== EXERCISE GOAL ==
Work out the number of lines with the word "JSON" in the material below, then reply with that number only.

Part of a data file:

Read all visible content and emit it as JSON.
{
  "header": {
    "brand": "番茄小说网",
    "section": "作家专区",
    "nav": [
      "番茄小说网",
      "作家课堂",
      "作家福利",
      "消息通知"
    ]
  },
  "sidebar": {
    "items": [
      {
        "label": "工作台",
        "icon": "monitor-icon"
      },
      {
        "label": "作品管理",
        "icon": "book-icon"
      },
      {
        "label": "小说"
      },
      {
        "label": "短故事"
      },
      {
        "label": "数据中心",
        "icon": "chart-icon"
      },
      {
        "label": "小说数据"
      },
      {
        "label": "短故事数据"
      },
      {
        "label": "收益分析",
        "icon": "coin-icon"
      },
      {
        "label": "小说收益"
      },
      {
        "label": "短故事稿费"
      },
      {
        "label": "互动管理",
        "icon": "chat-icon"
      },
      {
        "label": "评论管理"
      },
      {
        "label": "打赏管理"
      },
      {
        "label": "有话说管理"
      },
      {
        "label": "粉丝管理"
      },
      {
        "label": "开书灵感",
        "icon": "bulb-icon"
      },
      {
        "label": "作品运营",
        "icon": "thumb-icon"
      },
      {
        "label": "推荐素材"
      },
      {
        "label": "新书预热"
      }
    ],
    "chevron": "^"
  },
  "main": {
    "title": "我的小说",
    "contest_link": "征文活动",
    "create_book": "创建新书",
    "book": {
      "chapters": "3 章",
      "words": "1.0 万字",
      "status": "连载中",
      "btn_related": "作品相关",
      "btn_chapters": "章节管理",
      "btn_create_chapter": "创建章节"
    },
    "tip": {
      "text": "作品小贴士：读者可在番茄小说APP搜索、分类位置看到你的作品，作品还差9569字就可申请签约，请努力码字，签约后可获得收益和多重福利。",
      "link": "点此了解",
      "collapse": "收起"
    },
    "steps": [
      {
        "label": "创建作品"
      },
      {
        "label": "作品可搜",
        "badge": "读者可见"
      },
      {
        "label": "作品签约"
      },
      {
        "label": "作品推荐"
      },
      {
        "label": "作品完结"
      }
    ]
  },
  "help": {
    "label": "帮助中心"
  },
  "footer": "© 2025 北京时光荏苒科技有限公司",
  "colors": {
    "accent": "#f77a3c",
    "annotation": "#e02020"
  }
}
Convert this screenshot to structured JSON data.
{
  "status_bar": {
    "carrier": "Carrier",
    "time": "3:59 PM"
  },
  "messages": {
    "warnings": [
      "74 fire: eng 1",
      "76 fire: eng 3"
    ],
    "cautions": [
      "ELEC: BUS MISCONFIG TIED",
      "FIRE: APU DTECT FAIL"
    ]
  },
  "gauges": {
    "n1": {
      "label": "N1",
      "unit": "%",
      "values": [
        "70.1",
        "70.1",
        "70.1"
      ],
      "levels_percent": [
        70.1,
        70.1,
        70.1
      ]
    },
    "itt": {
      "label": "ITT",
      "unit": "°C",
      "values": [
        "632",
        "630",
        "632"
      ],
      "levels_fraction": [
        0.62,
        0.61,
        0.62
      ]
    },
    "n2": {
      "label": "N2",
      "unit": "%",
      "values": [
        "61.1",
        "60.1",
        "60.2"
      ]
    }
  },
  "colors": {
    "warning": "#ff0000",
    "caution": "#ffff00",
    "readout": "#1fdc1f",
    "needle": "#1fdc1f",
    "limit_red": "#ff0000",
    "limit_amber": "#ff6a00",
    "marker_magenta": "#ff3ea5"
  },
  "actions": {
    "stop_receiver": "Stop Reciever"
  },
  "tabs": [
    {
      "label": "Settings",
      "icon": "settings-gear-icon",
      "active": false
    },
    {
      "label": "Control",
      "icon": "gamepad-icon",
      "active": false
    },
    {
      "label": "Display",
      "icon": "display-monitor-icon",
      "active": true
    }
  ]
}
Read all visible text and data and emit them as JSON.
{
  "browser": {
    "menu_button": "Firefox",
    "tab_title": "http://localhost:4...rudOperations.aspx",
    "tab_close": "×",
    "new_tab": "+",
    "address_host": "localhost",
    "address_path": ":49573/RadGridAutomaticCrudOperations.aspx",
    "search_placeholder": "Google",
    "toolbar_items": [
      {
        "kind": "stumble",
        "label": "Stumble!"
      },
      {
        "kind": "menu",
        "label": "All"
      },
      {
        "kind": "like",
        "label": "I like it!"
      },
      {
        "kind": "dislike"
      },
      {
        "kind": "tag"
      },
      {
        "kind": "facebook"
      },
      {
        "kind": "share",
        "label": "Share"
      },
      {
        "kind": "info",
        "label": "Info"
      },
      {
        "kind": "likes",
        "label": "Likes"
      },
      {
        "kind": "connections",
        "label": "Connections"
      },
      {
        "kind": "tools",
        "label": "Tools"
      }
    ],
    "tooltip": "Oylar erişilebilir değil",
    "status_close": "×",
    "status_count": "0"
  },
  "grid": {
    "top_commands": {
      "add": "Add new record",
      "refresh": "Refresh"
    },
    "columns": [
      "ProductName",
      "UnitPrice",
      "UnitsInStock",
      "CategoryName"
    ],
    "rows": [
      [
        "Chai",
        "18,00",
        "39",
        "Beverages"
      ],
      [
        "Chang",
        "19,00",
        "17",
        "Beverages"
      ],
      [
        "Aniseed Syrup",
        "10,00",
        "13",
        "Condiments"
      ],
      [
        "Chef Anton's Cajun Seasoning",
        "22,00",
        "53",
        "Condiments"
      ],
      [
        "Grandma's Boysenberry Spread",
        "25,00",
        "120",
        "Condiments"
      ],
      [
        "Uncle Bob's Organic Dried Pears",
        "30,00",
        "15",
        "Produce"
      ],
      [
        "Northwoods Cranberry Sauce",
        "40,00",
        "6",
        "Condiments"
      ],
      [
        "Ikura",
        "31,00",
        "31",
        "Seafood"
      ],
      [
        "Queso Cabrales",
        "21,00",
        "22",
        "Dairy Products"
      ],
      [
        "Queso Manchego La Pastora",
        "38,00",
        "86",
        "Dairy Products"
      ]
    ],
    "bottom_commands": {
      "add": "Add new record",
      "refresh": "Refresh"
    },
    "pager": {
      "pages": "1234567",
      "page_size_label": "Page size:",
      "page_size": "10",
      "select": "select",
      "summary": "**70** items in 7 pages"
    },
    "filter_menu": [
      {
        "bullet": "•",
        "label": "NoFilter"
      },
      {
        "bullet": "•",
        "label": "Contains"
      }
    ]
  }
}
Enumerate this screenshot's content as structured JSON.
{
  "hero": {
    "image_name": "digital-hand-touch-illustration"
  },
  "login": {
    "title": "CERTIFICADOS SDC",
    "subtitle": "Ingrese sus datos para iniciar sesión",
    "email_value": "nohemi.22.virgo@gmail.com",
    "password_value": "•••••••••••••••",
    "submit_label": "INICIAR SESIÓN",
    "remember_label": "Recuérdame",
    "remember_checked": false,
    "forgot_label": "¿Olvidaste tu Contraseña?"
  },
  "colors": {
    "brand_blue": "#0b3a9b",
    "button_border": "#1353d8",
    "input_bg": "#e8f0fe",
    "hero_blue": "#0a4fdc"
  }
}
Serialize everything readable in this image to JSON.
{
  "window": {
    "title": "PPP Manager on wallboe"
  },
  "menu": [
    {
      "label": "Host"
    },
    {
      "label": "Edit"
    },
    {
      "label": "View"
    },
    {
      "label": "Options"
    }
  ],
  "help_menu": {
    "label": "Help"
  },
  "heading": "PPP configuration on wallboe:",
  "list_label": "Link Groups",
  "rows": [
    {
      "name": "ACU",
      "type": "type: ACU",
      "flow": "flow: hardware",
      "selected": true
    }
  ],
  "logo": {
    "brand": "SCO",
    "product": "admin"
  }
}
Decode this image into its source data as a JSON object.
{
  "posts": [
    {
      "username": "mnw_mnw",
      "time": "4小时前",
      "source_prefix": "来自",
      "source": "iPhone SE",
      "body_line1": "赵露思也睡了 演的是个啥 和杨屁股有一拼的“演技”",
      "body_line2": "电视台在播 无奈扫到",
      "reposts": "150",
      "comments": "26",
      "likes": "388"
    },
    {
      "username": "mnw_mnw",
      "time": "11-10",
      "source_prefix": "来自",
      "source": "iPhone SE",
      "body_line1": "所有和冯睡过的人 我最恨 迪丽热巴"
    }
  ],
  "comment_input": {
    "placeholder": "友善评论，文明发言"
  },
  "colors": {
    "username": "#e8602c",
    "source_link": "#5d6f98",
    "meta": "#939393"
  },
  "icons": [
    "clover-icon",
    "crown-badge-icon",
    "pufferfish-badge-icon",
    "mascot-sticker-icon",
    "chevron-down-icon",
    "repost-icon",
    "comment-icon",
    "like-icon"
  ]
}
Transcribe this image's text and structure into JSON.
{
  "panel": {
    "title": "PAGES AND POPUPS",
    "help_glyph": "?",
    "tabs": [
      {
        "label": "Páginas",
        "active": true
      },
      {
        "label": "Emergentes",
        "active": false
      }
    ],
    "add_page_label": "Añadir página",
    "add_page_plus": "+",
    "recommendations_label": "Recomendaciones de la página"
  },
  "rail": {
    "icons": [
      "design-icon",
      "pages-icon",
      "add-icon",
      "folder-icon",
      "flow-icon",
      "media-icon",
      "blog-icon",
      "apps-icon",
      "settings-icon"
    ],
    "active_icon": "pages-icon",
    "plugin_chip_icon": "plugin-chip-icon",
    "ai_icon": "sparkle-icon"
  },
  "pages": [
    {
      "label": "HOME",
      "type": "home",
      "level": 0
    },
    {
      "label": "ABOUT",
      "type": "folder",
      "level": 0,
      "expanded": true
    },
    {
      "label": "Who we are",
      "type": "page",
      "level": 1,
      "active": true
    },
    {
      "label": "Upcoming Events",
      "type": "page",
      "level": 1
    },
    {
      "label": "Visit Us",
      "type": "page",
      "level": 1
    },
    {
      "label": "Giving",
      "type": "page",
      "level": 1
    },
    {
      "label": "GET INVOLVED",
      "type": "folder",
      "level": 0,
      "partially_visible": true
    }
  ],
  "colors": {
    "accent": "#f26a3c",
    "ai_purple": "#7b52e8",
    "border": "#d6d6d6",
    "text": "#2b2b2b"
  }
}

== SOLVED PROBLEM ==
7